● **Aim of the exercise**: Copy the data from the line with "Itemize the components" to the line with "y-tick-labels: 0 1", swapping each "data-point" for "marker" and changing nothing else.

● **The records**:
------------------------------------------------------------------------
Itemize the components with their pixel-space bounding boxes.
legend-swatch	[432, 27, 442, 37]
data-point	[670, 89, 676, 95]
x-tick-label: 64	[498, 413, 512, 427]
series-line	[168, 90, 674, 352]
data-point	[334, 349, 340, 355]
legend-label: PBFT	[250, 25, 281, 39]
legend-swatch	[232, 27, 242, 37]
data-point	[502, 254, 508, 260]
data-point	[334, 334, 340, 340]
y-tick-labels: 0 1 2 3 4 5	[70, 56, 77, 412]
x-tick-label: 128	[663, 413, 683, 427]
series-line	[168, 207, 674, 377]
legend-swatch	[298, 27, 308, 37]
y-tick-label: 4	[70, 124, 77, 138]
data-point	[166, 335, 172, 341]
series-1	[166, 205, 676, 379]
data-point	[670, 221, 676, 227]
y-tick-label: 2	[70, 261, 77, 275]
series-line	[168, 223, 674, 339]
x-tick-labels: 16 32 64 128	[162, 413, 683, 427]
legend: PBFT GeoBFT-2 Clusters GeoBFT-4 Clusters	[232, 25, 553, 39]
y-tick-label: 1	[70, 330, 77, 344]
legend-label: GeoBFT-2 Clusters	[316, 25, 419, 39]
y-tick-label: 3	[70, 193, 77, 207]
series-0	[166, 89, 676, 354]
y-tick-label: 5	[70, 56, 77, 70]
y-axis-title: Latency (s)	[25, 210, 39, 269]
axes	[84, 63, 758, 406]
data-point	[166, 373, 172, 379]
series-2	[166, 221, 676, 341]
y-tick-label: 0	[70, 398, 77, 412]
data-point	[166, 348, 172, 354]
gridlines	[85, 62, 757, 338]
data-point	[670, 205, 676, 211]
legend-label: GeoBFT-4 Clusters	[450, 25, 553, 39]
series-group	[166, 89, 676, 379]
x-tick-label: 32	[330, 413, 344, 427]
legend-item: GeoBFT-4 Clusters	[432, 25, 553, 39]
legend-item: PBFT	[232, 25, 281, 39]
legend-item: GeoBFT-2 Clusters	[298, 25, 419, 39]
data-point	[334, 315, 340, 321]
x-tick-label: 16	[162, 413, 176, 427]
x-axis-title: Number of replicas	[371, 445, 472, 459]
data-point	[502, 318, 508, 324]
------------------------------------------------------------------------
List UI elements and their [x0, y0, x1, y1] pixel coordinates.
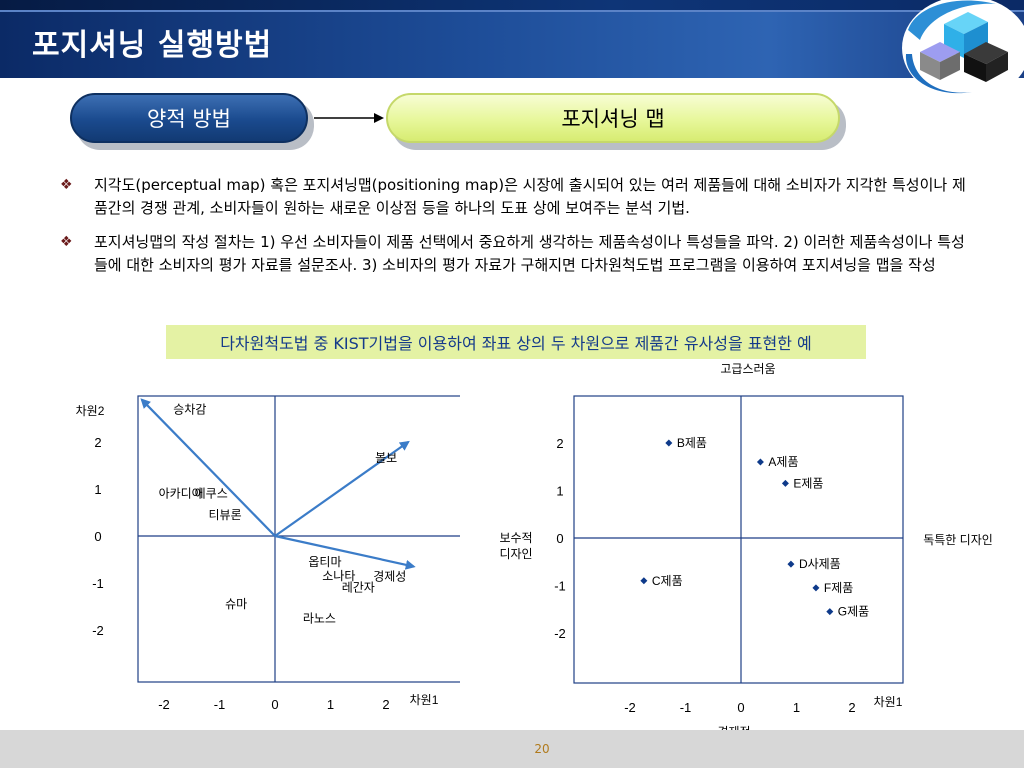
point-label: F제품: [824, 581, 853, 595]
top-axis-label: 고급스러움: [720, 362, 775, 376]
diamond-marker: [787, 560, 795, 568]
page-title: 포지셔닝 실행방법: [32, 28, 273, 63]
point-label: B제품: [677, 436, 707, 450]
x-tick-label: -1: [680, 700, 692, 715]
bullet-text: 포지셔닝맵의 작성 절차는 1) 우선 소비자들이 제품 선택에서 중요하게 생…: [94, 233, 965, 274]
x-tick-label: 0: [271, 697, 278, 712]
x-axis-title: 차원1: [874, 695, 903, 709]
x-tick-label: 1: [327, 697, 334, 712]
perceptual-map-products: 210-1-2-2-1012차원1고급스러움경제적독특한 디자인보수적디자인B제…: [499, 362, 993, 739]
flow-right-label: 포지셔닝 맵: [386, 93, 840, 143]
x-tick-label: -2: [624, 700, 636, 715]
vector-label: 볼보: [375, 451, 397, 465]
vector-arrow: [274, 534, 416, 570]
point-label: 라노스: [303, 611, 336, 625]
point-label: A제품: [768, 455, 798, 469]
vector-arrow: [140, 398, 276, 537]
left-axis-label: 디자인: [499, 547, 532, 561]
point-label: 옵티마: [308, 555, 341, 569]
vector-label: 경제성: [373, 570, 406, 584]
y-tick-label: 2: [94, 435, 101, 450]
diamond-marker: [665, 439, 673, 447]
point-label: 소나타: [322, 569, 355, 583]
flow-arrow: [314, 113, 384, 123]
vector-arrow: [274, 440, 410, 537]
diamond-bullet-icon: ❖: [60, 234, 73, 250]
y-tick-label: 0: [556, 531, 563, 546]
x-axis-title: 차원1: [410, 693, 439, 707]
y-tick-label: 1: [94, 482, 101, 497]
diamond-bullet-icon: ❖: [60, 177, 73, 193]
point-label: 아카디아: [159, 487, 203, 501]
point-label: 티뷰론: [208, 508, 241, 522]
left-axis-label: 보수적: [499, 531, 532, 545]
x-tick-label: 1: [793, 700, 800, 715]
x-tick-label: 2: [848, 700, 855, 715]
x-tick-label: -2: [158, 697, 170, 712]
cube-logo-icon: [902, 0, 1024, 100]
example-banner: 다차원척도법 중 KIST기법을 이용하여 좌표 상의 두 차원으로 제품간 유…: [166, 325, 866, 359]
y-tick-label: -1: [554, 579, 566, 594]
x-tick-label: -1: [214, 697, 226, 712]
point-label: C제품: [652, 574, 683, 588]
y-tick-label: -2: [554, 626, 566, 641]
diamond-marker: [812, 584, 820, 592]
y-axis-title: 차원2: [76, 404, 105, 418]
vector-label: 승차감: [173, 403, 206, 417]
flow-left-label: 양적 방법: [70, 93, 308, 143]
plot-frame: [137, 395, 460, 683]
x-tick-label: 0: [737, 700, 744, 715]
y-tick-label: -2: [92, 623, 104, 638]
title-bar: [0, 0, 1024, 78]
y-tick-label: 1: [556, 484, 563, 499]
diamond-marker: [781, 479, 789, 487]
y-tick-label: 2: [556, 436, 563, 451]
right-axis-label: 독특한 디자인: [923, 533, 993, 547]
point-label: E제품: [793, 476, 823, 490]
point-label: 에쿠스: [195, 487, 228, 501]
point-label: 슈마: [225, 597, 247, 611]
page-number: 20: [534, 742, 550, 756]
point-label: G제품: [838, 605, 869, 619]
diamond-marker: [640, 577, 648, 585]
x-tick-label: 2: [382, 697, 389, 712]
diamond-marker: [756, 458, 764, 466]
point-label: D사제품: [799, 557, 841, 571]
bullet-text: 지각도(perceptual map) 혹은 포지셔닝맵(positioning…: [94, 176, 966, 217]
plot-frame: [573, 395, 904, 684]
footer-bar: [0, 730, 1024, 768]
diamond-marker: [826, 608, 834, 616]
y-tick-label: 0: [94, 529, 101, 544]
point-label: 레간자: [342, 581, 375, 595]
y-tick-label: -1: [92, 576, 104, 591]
------------------------------------------------------------------------
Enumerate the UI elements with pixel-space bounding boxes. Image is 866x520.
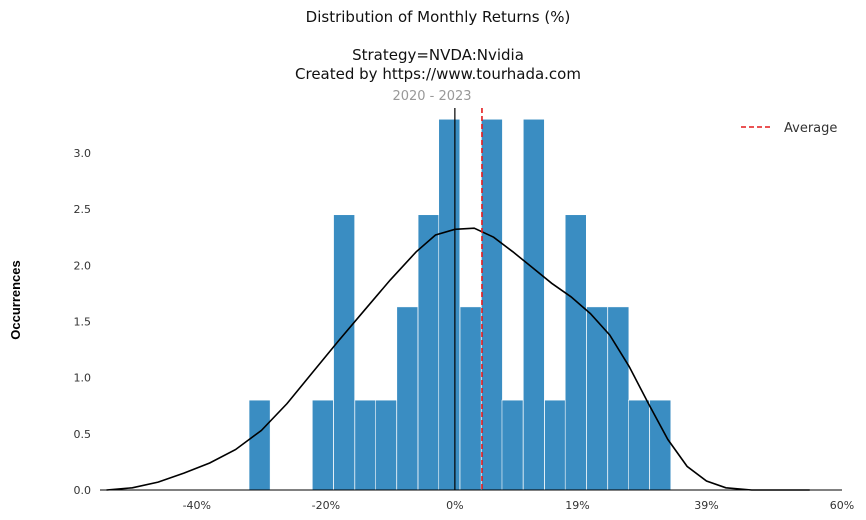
------------------------------------------------------------------------
● **Solution**:
Itemize the components with their pixel-space bounding boxes.
legend-swatch	[432, 27, 442, 37]
marker	[670, 89, 676, 95]
x-tick-label: 64	[498, 413, 512, 427]
series-line	[168, 90, 674, 352]
marker	[334, 349, 340, 355]
legend-label: PBFT	[250, 25, 281, 39]
legend-swatch	[232, 27, 242, 37]
marker	[502, 254, 508, 260]
marker	[334, 334, 340, 340]
y-tick-labels: 0 1 2 3 4 5	[70, 56, 77, 412]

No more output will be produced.